• _Stated problem_:
Reproduce the records verbatim, starting at their first line and ending after the line containing "data-point bbox=[579, 506, 587, 514]".
>> BEGIN Data shown
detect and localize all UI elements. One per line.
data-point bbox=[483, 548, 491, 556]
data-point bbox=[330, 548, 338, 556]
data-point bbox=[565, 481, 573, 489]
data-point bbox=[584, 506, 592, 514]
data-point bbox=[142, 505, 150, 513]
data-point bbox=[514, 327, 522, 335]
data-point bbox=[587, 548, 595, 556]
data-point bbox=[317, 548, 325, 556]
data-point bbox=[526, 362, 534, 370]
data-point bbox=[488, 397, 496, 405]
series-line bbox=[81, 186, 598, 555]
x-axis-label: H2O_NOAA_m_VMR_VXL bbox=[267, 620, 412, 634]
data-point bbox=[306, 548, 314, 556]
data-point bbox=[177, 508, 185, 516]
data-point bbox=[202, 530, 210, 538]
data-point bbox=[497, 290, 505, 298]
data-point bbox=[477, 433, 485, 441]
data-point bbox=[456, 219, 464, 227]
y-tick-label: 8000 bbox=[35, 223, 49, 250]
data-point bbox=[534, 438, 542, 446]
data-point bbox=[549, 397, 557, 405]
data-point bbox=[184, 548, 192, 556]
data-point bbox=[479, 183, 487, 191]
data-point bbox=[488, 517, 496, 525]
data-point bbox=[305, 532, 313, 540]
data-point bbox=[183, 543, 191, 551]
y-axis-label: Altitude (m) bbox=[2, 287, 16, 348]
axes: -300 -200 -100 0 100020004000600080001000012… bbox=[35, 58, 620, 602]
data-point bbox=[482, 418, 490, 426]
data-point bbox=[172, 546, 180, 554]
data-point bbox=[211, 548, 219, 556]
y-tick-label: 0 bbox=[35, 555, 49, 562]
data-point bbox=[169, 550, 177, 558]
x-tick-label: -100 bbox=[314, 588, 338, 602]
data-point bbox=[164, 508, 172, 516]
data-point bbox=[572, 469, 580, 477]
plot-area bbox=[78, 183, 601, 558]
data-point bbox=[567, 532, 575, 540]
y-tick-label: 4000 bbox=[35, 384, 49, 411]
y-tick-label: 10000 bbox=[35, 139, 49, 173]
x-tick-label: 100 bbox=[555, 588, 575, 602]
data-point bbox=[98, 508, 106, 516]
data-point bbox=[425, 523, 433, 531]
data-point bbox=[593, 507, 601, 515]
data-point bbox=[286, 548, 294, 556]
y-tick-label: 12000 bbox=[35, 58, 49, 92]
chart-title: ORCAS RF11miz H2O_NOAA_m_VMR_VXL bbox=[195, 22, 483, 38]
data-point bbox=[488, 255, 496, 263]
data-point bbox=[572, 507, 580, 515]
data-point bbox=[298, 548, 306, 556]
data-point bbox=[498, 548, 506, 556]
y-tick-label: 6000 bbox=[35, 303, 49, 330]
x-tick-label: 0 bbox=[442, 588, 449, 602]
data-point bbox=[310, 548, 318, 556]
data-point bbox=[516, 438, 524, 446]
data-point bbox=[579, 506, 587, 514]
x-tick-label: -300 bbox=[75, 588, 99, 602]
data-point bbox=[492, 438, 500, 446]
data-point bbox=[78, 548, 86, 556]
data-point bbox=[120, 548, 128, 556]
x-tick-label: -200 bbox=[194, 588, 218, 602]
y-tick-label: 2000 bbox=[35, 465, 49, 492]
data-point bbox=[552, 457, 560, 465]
>> END Data shown
• _Expected output_:
detect and localize all UI elements. One per line.
data-point bbox=[483, 548, 491, 556]
data-point bbox=[330, 548, 338, 556]
data-point bbox=[565, 481, 573, 489]
data-point bbox=[584, 506, 592, 514]
data-point bbox=[142, 505, 150, 513]
data-point bbox=[514, 327, 522, 335]
data-point bbox=[587, 548, 595, 556]
data-point bbox=[317, 548, 325, 556]
data-point bbox=[526, 362, 534, 370]
data-point bbox=[488, 397, 496, 405]
series-line bbox=[81, 186, 598, 555]
x-axis-label: H2O_NOAA_m_VMR_VXL bbox=[267, 620, 412, 634]
data-point bbox=[306, 548, 314, 556]
data-point bbox=[177, 508, 185, 516]
data-point bbox=[202, 530, 210, 538]
data-point bbox=[497, 290, 505, 298]
data-point bbox=[477, 433, 485, 441]
data-point bbox=[456, 219, 464, 227]
y-tick-label: 8000 bbox=[35, 223, 49, 250]
data-point bbox=[534, 438, 542, 446]
data-point bbox=[549, 397, 557, 405]
data-point bbox=[184, 548, 192, 556]
data-point bbox=[479, 183, 487, 191]
data-point bbox=[488, 517, 496, 525]
data-point bbox=[305, 532, 313, 540]
data-point bbox=[183, 543, 191, 551]
y-axis-label: Altitude (m) bbox=[2, 287, 16, 348]
axes: -300 -200 -100 0 100020004000600080001000012… bbox=[35, 58, 620, 602]
data-point bbox=[482, 418, 490, 426]
data-point bbox=[172, 546, 180, 554]
data-point bbox=[211, 548, 219, 556]
y-tick-label: 0 bbox=[35, 555, 49, 562]
data-point bbox=[169, 550, 177, 558]
x-tick-label: -100 bbox=[314, 588, 338, 602]
data-point bbox=[164, 508, 172, 516]
data-point bbox=[572, 469, 580, 477]
plot-area bbox=[78, 183, 601, 558]
data-point bbox=[567, 532, 575, 540]
y-tick-label: 4000 bbox=[35, 384, 49, 411]
y-tick-label: 10000 bbox=[35, 139, 49, 173]
x-tick-label: 100 bbox=[555, 588, 575, 602]
data-point bbox=[98, 508, 106, 516]
data-point bbox=[425, 523, 433, 531]
data-point bbox=[593, 507, 601, 515]
data-point bbox=[286, 548, 294, 556]
y-tick-label: 12000 bbox=[35, 58, 49, 92]
chart-title: ORCAS RF11miz H2O_NOAA_m_VMR_VXL bbox=[195, 22, 483, 38]
data-point bbox=[488, 255, 496, 263]
data-point bbox=[572, 507, 580, 515]
data-point bbox=[298, 548, 306, 556]
data-point bbox=[498, 548, 506, 556]
y-tick-label: 6000 bbox=[35, 303, 49, 330]
x-tick-label: 0 bbox=[442, 588, 449, 602]
data-point bbox=[310, 548, 318, 556]
data-point bbox=[516, 438, 524, 446]
data-point bbox=[579, 506, 587, 514]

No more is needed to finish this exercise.